== PROVIDED MATERIAL

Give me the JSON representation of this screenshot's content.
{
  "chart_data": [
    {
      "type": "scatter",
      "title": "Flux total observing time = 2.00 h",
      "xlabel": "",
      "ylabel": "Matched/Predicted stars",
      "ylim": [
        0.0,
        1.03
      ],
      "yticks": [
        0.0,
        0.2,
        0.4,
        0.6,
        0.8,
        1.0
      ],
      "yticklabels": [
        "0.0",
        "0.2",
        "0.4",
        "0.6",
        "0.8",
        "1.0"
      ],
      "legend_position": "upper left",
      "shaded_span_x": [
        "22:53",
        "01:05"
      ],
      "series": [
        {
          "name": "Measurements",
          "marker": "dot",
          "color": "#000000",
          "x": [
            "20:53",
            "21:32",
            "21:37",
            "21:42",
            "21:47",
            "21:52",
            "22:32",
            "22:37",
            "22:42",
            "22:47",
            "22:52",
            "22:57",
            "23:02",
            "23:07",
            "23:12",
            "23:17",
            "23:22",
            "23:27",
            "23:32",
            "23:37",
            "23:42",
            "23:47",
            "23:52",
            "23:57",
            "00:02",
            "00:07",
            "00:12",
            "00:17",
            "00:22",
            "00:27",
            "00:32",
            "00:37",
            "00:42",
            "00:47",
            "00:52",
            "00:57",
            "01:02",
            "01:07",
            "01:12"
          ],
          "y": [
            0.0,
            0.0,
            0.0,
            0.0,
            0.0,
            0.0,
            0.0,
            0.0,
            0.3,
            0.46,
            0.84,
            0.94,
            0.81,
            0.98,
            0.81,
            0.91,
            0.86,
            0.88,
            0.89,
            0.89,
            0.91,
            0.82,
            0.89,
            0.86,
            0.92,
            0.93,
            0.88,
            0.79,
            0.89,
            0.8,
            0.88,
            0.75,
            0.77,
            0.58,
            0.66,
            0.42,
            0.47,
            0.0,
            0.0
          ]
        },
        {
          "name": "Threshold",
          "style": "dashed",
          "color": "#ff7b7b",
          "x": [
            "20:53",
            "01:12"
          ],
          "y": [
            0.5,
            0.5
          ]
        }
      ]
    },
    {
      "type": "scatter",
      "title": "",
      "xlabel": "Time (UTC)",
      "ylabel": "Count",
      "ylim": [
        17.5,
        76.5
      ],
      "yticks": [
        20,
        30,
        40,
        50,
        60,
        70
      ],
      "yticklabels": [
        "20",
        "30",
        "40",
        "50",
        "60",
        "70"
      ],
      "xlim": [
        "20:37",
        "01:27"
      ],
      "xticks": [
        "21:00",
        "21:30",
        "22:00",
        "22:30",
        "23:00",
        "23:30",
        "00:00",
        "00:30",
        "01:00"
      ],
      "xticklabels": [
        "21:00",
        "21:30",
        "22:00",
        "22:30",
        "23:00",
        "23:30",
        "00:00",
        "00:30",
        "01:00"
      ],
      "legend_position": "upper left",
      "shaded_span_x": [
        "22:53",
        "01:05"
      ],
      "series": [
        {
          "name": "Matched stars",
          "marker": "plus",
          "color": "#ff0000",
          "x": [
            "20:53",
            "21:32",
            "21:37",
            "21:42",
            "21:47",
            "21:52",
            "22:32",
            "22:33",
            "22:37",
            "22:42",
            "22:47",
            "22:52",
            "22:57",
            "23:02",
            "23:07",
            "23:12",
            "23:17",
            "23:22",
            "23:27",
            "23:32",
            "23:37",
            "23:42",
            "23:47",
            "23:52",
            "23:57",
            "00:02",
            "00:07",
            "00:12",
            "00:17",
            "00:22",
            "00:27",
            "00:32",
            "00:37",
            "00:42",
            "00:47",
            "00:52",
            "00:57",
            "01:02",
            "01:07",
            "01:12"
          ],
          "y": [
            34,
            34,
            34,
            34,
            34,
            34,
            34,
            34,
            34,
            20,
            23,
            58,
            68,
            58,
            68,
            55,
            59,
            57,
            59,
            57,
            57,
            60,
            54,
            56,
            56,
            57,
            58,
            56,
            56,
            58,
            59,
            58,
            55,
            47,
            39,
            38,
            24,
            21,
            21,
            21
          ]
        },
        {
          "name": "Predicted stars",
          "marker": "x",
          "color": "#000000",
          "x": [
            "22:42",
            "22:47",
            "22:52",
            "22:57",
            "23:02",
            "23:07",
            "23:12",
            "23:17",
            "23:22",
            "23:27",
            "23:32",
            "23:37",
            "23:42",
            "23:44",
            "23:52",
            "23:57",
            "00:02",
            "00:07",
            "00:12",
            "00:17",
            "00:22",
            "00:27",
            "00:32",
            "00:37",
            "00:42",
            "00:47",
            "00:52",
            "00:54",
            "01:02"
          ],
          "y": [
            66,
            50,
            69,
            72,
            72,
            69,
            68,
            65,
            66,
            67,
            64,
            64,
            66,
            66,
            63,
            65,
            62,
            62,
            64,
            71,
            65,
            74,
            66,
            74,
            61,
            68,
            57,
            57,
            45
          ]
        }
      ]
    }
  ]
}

====

**STATED TASK:**
Go through the listing above and pull out each line containing the word "Predicted".

**WRITTEN SOLUTION:**
      "ylabel": "Matched/Predicted stars",
          "name": "Predicted stars",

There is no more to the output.